### WHAT YOU NEED TO DO
List each line of the data in which the string "Lehrbuch" appears.

### SUPPLIED RECORDS
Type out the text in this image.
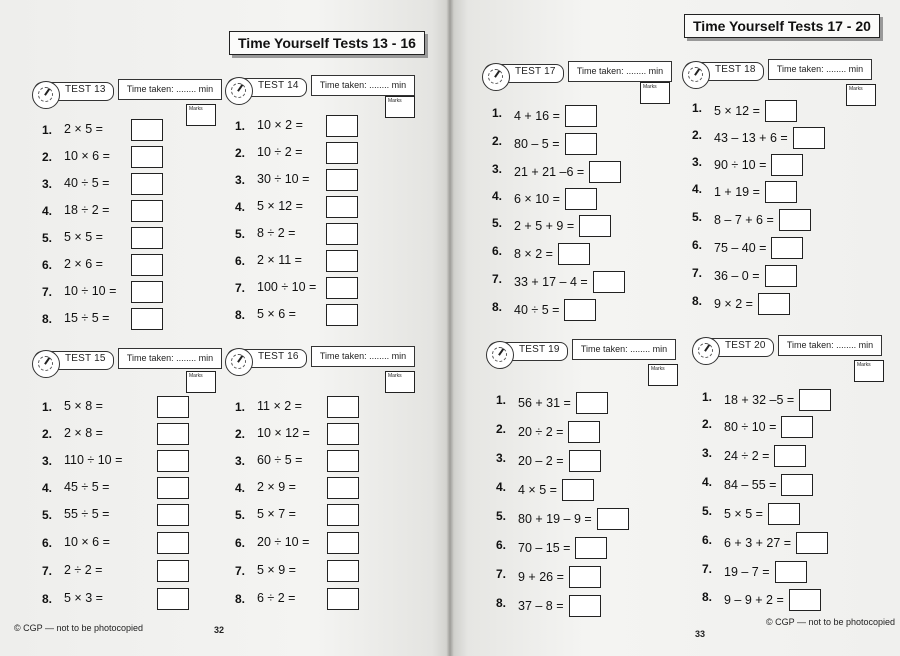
Time Yourself Tests 13 - 16
TEST 13	Time taken: ........ min
Marks
1. 2 × 5 =
2. 10 × 6 =
3. 40 ÷ 5 =
4. 18 ÷ 2 =
5. 5 × 5 =
6. 2 × 6 =
7. 10 ÷ 10 =
8. 15 ÷ 5 =
TEST 14	Time taken: ........ min
Marks
1. 10 × 2 =
2. 10 ÷ 2 =
3. 30 ÷ 10 =
4. 5 × 12 =
5. 8 ÷ 2 =
6. 2 × 11 =
7. 100 ÷ 10 =
8. 5 × 6 =
TEST 15	Time taken: ........ min
Marks
1. 5 × 8 =
2. 2 × 8 =
3. 110 ÷ 10 =
4. 45 ÷ 5 =
5. 55 ÷ 5 =
6. 10 × 6 =
7. 2 ÷ 2 =
8. 5 × 3 =
TEST 16	Time taken: ........ min
Marks
1. 11 × 2 =
2. 10 × 12 =
3. 60 ÷ 5 =
4. 2 × 9 =
5. 5 × 7 =
6. 20 ÷ 10 =
7. 5 × 9 =
8. 6 ÷ 2 =
© CGP — not to be photocopied	32
Time Yourself Tests 17 - 20
TEST 17	Time taken: ........ min
Marks
1. 4 + 16 =
2. 80 – 5 =
3. 21 + 21 –6 =
4. 6 × 10 =
5. 2 + 5 + 9 =
6. 8 × 2 =
7. 33 + 17 – 4 =
8. 40 ÷ 5 =
TEST 18	Time taken: ........ min
Marks
1. 5 × 12 =
2. 43 – 13 + 6 =
3. 90 ÷ 10 =
4. 1 + 19 =
5. 8 – 7 + 6 =
6. 75 – 40 =
7. 36 – 0 =
8. 9 × 2 =
TEST 19	Time taken: ........ min
Marks
1. 56 + 31 =
2. 20 ÷ 2 =
3. 20 – 2 =
4. 4 × 5 =
5. 80 + 19 – 9 =
6. 70 – 15 =
7. 9 + 26 =
8. 37 – 8 =
TEST 20	Time taken: ........ min
Marks
1. 18 + 32 –5 =
2. 80 ÷ 10 =
3. 24 ÷ 2 =
4. 84 – 55 =
5. 5 × 5 =
6. 6 + 3 + 27 =
7. 19 – 7 =
8. 9 – 9 + 2 =
33
© CGP — not to be photocopied
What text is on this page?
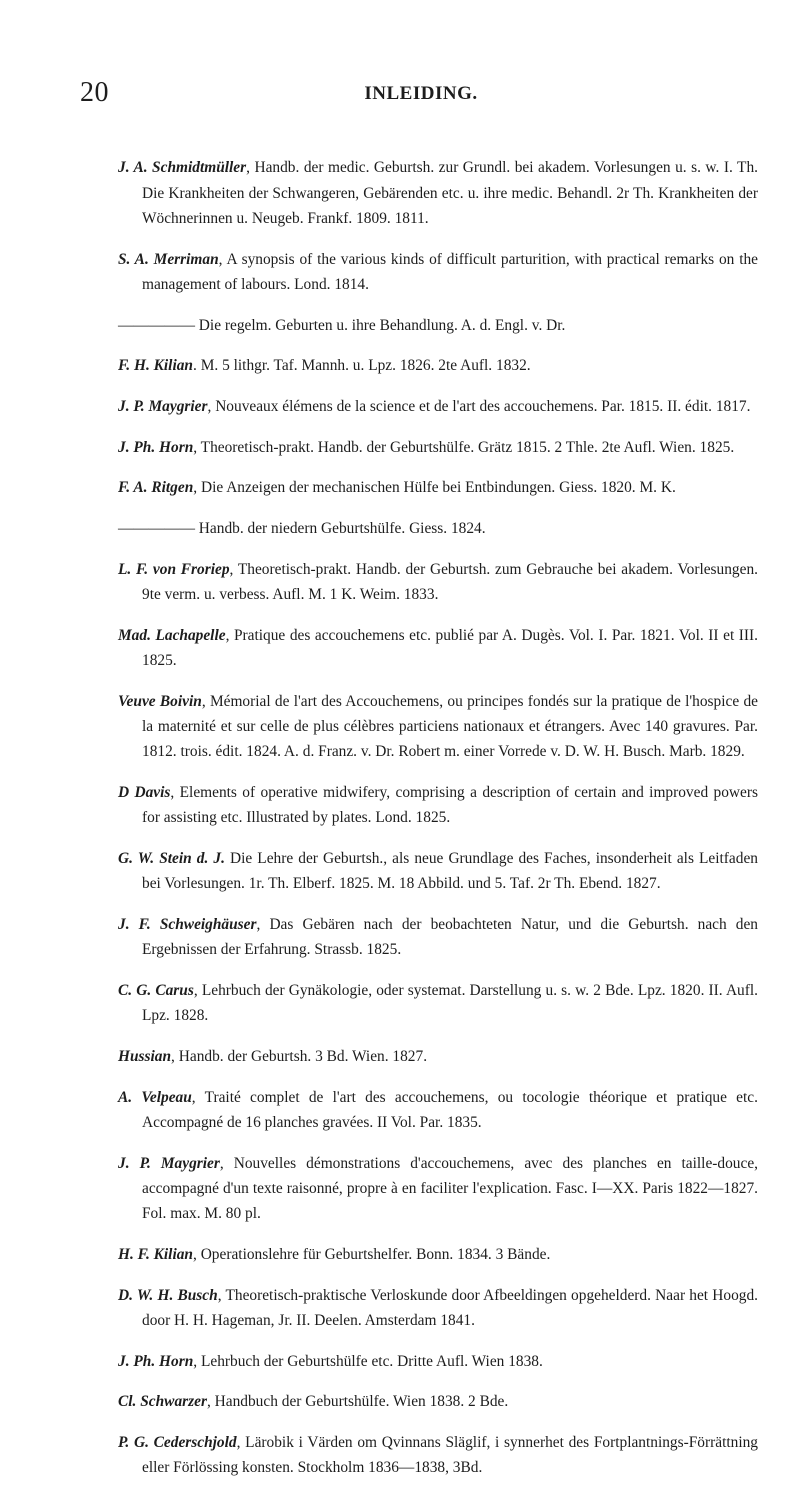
20	INLEIDING.

J. A. Schmidtmüller, Handb. der medic. Geburtsh. zur Grundl. bei akadem. Vorlesungen u. s. w. I. Th. Die Krankheiten der Schwangeren, Gebärenden etc. u. ihre medic. Behandl. 2r Th. Krankheiten der Wöchnerinnen u. Neugeb. Frankf. 1809. 1811.

S. A. Merriman, A synopsis of the various kinds of difficult parturition, with practical remarks on the management of labours. Lond. 1814.

————— Die regelm. Geburten u. ihre Behandlung. A. d. Engl. v. Dr.

F. H. Kilian. M. 5 lithgr. Taf. Mannh. u. Lpz. 1826. 2te Aufl. 1832.

J. P. Maygrier, Nouveaux élémens de la science et de l'art des accouchemens. Par. 1815. II. édit. 1817.

J. Ph. Horn, Theoretisch-prakt. Handb. der Geburtshülfe. Grätz 1815. 2 Thle. 2te Aufl. Wien. 1825.

F. A. Ritgen, Die Anzeigen der mechanischen Hülfe bei Entbindungen. Giess. 1820. M. K.

————— Handb. der niedern Geburtshülfe. Giess. 1824.

L. F. von Froriep, Theoretisch-prakt. Handb. der Geburtsh. zum Gebrauche bei akadem. Vorlesungen. 9te verm. u. verbess. Aufl. M. 1 K. Weim. 1833.

Mad. Lachapelle, Pratique des accouchemens etc. publié par A. Dugès. Vol. I. Par. 1821. Vol. II et III. 1825.

Veuve Boivin, Mémorial de l'art des Accouchemens, ou principes fondés sur la pratique de l'hospice de la maternité et sur celle de plus célèbres particiens nationaux et étrangers. Avec 140 gravures. Par. 1812. trois. édit. 1824. A. d. Franz. v. Dr. Robert m. einer Vorrede v. D. W. H. Busch. Marb. 1829.

D Davis, Elements of operative midwifery, comprising a description of certain and improved powers for assisting etc. Illustrated by plates. Lond. 1825.

G. W. Stein d. J. Die Lehre der Geburtsh., als neue Grundlage des Faches, insonderheit als Leitfaden bei Vorlesungen. 1r. Th. Elberf. 1825. M. 18 Abbild. und 5. Taf. 2r Th. Ebend. 1827.

J. F. Schweighäuser, Das Gebären nach der beobachteten Natur, und die Geburtsh. nach den Ergebnissen der Erfahrung. Strassb. 1825.

C. G. Carus, Lehrbuch der Gynäkologie, oder systemat. Darstellung u. s. w. 2 Bde. Lpz. 1820. II. Aufl. Lpz. 1828.

Hussian, Handb. der Geburtsh. 3 Bd. Wien. 1827.

A. Velpeau, Traité complet de l'art des accouchemens, ou tocologie théorique et pratique etc. Accompagné de 16 planches gravées. II Vol. Par. 1835.

J. P. Maygrier, Nouvelles démonstrations d'accouchemens, avec des planches en taille-douce, accompagné d'un texte raisonné, propre à en faciliter l'explication. Fasc. I—XX. Paris 1822—1827. Fol. max. M. 80 pl.

H. F. Kilian, Operationslehre für Geburtshelfer. Bonn. 1834. 3 Bände.

D. W. H. Busch, Theoretisch-praktische Verloskunde door Afbeeldingen opgehelderd. Naar het Hoogd. door H. H. Hageman, Jr. II. Deelen. Amsterdam 1841.

J. Ph. Horn, Lehrbuch der Geburtshülfe etc. Dritte Aufl. Wien 1838.

Cl. Schwarzer, Handbuch der Geburtshülfe. Wien 1838. 2 Bde.

P. G. Cederschjold, Lärobik i Värden om Qvinnans Släglif, i synnerhet des Fortplantnings-Förrättning eller Förlössing konsten. Stockholm 1836—1838, 3Bd.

### RESULT OF THIS EXERCISE
C. G. Carus, Lehrbuch der Gynäkologie, oder systemat. Darstellung u. s. w. 2 Bde. Lpz. 1820. II. Aufl. Lpz. 1828.
J. Ph. Horn, Lehrbuch der Geburtshülfe etc. Dritte Aufl. Wien 1838.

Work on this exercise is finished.